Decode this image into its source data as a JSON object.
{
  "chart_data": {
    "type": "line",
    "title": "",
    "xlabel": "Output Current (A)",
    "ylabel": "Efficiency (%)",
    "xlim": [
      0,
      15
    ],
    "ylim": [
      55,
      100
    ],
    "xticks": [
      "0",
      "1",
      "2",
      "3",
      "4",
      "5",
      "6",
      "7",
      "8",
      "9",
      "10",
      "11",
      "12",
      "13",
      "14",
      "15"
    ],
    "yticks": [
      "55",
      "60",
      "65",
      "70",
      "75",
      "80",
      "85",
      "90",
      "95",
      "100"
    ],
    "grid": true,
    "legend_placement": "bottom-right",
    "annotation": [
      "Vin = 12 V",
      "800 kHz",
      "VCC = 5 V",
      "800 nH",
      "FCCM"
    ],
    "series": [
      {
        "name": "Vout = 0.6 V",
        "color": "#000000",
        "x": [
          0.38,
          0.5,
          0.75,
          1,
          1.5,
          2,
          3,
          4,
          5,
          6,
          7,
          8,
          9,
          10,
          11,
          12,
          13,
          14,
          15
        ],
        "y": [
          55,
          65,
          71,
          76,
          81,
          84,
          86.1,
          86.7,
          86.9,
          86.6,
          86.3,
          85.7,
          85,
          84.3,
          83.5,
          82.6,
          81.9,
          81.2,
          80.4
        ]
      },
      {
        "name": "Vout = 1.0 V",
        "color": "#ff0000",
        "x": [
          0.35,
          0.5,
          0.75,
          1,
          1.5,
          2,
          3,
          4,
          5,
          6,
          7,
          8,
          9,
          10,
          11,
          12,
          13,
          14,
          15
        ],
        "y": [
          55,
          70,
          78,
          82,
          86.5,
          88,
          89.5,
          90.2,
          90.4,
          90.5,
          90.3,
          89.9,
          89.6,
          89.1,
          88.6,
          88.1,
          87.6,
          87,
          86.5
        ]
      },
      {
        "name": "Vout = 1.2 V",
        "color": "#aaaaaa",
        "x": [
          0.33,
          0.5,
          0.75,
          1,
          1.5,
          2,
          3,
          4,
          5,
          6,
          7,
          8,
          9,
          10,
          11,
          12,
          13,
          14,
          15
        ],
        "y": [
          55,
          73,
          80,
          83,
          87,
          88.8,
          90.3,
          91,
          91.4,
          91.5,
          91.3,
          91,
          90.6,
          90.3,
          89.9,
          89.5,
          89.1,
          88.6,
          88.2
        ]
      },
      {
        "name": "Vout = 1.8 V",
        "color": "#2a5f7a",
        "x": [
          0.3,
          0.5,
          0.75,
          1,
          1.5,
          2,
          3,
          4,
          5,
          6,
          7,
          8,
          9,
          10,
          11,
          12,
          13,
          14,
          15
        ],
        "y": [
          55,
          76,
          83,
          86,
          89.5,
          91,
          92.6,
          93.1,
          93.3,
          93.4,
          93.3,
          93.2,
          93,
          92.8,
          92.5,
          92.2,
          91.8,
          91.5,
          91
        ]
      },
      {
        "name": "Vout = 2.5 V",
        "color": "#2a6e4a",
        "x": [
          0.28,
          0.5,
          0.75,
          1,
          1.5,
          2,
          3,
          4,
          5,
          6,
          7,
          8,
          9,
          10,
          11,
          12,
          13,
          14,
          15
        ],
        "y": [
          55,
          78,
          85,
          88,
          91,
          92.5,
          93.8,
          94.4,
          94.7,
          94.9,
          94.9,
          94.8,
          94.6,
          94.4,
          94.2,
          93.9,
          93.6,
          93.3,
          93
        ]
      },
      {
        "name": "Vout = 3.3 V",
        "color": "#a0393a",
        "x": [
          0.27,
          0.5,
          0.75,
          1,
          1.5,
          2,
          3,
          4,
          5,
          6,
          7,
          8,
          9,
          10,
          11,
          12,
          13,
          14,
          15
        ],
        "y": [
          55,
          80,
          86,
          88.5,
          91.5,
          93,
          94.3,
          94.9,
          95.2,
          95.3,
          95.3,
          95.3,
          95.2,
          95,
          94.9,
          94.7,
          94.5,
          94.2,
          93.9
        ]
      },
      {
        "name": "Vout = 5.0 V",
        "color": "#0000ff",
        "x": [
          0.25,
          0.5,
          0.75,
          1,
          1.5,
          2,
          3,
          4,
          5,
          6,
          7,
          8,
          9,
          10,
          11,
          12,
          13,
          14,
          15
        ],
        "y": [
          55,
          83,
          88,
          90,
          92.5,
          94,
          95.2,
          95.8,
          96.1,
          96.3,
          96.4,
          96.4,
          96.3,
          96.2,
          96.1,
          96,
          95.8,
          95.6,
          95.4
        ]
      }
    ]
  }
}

===============

## Work to do
Return every record, word for word.

## The completed task
Decode this image into its source data as a JSON object.
{
  "chart_data": {
    "type": "line",
    "title": "",
    "xlabel": "Output Current (A)",
    "ylabel": "Efficiency (%)",
    "xlim": [
      0,
      15
    ],
    "ylim": [
      55,
      100
    ],
    "xticks": [
      "0",
      "1",
      "2",
      "3",
      "4",
      "5",
      "6",
      "7",
      "8",
      "9",
      "10",
      "11",
      "12",
      "13",
      "14",
      "15"
    ],
    "yticks": [
      "55",
      "60",
      "65",
      "70",
      "75",
      "80",
      "85",
      "90",
      "95",
      "100"
    ],
    "grid": true,
    "legend_placement": "bottom-right",
    "annotation": [
      "Vin = 12 V",
      "800 kHz",
      "VCC = 5 V",
      "800 nH",
      "FCCM"
    ],
    "series": [
      {
        "name": "Vout = 0.6 V",
        "color": "#000000",
        "x": [
          0.38,
          0.5,
          0.75,
          1,
          1.5,
          2,
          3,
          4,
          5,
          6,
          7,
          8,
          9,
          10,
          11,
          12,
          13,
          14,
          15
        ],
        "y": [
          55,
          65,
          71,
          76,
          81,
          84,
          86.1,
          86.7,
          86.9,
          86.6,
          86.3,
          85.7,
          85,
          84.3,
          83.5,
          82.6,
          81.9,
          81.2,
          80.4
        ]
      },
      {
        "name": "Vout = 1.0 V",
        "color": "#ff0000",
        "x": [
          0.35,
          0.5,
          0.75,
          1,
          1.5,
          2,
          3,
          4,
          5,
          6,
          7,
          8,
          9,
          10,
          11,
          12,
          13,
          14,
          15
        ],
        "y": [
          55,
          70,
          78,
          82,
          86.5,
          88,
          89.5,
          90.2,
          90.4,
          90.5,
          90.3,
          89.9,
          89.6,
          89.1,
          88.6,
          88.1,
          87.6,
          87,
          86.5
        ]
      },
      {
        "name": "Vout = 1.2 V",
        "color": "#aaaaaa",
        "x": [
          0.33,
          0.5,
          0.75,
          1,
          1.5,
          2,
          3,
          4,
          5,
          6,
          7,
          8,
          9,
          10,
          11,
          12,
          13,
          14,
          15
        ],
        "y": [
          55,
          73,
          80,
          83,
          87,
          88.8,
          90.3,
          91,
          91.4,
          91.5,
          91.3,
          91,
          90.6,
          90.3,
          89.9,
          89.5,
          89.1,
          88.6,
          88.2
        ]
      },
      {
        "name": "Vout = 1.8 V",
        "color": "#2a5f7a",
        "x": [
          0.3,
          0.5,
          0.75,
          1,
          1.5,
          2,
          3,
          4,
          5,
          6,
          7,
          8,
          9,
          10,
          11,
          12,
          13,
          14,
          15
        ],
        "y": [
          55,
          76,
          83,
          86,
          89.5,
          91,
          92.6,
          93.1,
          93.3,
          93.4,
          93.3,
          93.2,
          93,
          92.8,
          92.5,
          92.2,
          91.8,
          91.5,
          91
        ]
      },
      {
        "name": "Vout = 2.5 V",
        "color": "#2a6e4a",
        "x": [
          0.28,
          0.5,
          0.75,
          1,
          1.5,
          2,
          3,
          4,
          5,
          6,
          7,
          8,
          9,
          10,
          11,
          12,
          13,
          14,
          15
        ],
        "y": [
          55,
          78,
          85,
          88,
          91,
          92.5,
          93.8,
          94.4,
          94.7,
          94.9,
          94.9,
          94.8,
          94.6,
          94.4,
          94.2,
          93.9,
          93.6,
          93.3,
          93
        ]
      },
      {
        "name": "Vout = 3.3 V",
        "color": "#a0393a",
        "x": [
          0.27,
          0.5,
          0.75,
          1,
          1.5,
          2,
          3,
          4,
          5,
          6,
          7,
          8,
          9,
          10,
          11,
          12,
          13,
          14,
          15
        ],
        "y": [
          55,
          80,
          86,
          88.5,
          91.5,
          93,
          94.3,
          94.9,
          95.2,
          95.3,
          95.3,
          95.3,
          95.2,
          95,
          94.9,
          94.7,
          94.5,
          94.2,
          93.9
        ]
      },
      {
        "name": "Vout = 5.0 V",
        "color": "#0000ff",
        "x": [
          0.25,
          0.5,
          0.75,
          1,
          1.5,
          2,
          3,
          4,
          5,
          6,
          7,
          8,
          9,
          10,
          11,
          12,
          13,
          14,
          15
        ],
        "y": [
          55,
          83,
          88,
          90,
          92.5,
          94,
          95.2,
          95.8,
          96.1,
          96.3,
          96.4,
          96.4,
          96.3,
          96.2,
          96.1,
          96,
          95.8,
          95.6,
          95.4
        ]
      }
    ]
  }
}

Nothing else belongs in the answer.